#### OBJECTIVE
Return exactly the span of lines that opens with the line containing "Serialize everything readable" and closes with the last line of the data, inclusive.

#### RECORDS FOR THE EXERCISE
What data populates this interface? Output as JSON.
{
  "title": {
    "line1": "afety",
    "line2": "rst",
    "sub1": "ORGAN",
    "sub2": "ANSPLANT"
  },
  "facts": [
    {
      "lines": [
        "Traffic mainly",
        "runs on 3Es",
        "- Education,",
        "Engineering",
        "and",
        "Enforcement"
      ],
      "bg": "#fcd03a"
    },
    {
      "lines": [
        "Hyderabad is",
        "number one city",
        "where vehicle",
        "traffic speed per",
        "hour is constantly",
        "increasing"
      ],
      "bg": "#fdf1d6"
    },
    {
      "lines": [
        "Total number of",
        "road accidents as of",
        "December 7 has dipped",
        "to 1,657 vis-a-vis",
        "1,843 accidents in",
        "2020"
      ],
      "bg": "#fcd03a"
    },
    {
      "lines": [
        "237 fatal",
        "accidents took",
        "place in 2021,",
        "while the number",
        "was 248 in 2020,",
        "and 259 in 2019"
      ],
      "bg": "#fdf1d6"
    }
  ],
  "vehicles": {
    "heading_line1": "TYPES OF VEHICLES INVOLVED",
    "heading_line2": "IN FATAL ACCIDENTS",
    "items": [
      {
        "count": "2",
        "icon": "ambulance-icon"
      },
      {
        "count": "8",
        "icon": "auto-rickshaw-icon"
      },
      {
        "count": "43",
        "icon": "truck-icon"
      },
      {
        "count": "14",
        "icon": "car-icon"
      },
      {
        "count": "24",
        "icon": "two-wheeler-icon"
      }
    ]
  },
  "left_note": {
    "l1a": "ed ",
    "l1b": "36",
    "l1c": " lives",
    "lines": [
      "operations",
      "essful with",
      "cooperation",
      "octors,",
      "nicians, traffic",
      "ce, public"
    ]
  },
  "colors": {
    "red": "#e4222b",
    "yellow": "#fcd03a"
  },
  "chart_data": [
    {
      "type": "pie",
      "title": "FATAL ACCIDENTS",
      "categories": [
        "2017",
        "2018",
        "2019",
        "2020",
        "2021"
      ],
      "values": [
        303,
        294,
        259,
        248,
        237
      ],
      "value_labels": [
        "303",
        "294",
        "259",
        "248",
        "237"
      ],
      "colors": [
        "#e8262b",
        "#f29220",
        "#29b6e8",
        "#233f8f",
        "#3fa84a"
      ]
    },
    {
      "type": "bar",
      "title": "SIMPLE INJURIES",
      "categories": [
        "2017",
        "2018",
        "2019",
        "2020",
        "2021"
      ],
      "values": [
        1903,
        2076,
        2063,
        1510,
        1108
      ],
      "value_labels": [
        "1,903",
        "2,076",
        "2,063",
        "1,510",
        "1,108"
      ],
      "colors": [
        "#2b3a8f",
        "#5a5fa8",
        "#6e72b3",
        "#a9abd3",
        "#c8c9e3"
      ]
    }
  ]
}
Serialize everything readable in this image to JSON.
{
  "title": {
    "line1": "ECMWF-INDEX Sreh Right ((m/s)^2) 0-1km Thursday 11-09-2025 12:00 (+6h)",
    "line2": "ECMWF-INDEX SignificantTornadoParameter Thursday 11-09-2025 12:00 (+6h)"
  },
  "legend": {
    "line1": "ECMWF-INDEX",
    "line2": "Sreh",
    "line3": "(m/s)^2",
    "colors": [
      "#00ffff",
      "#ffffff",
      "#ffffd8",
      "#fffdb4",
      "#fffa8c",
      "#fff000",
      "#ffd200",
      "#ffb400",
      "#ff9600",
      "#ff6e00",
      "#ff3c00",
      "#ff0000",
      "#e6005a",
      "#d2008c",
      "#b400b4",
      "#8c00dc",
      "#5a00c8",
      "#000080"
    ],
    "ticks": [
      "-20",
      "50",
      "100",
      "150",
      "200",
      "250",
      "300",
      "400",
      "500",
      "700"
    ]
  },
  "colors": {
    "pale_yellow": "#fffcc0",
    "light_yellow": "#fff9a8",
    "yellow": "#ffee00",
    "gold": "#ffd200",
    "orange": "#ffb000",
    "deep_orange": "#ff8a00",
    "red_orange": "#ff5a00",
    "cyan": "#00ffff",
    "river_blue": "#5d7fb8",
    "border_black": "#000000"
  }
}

#### RESULT FOR THIS TASK
Serialize everything readable in this image to JSON.
{
  "title": {
    "line1": "ECMWF-INDEX Sreh Right ((m/s)^2) 0-1km Thursday 11-09-2025 12:00 (+6h)",
    "line2": "ECMWF-INDEX SignificantTornadoParameter Thursday 11-09-2025 12:00 (+6h)"
  },
  "legend": {
    "line1": "ECMWF-INDEX",
    "line2": "Sreh",
    "line3": "(m/s)^2",
    "colors": [
      "#00ffff",
      "#ffffff",
      "#ffffd8",
      "#fffdb4",
      "#fffa8c",
      "#fff000",
      "#ffd200",
      "#ffb400",
      "#ff9600",
      "#ff6e00",
      "#ff3c00",
      "#ff0000",
      "#e6005a",
      "#d2008c",
      "#b400b4",
      "#8c00dc",
      "#5a00c8",
      "#000080"
    ],
    "ticks": [
      "-20",
      "50",
      "100",
      "150",
      "200",
      "250",
      "300",
      "400",
      "500",
      "700"
    ]
  },
  "colors": {
    "pale_yellow": "#fffcc0",
    "light_yellow": "#fff9a8",
    "yellow": "#ffee00",
    "gold": "#ffd200",
    "orange": "#ffb000",
    "deep_orange": "#ff8a00",
    "red_orange": "#ff5a00",
    "cyan": "#00ffff",
    "river_blue": "#5d7fb8",
    "border_black": "#000000"
  }
}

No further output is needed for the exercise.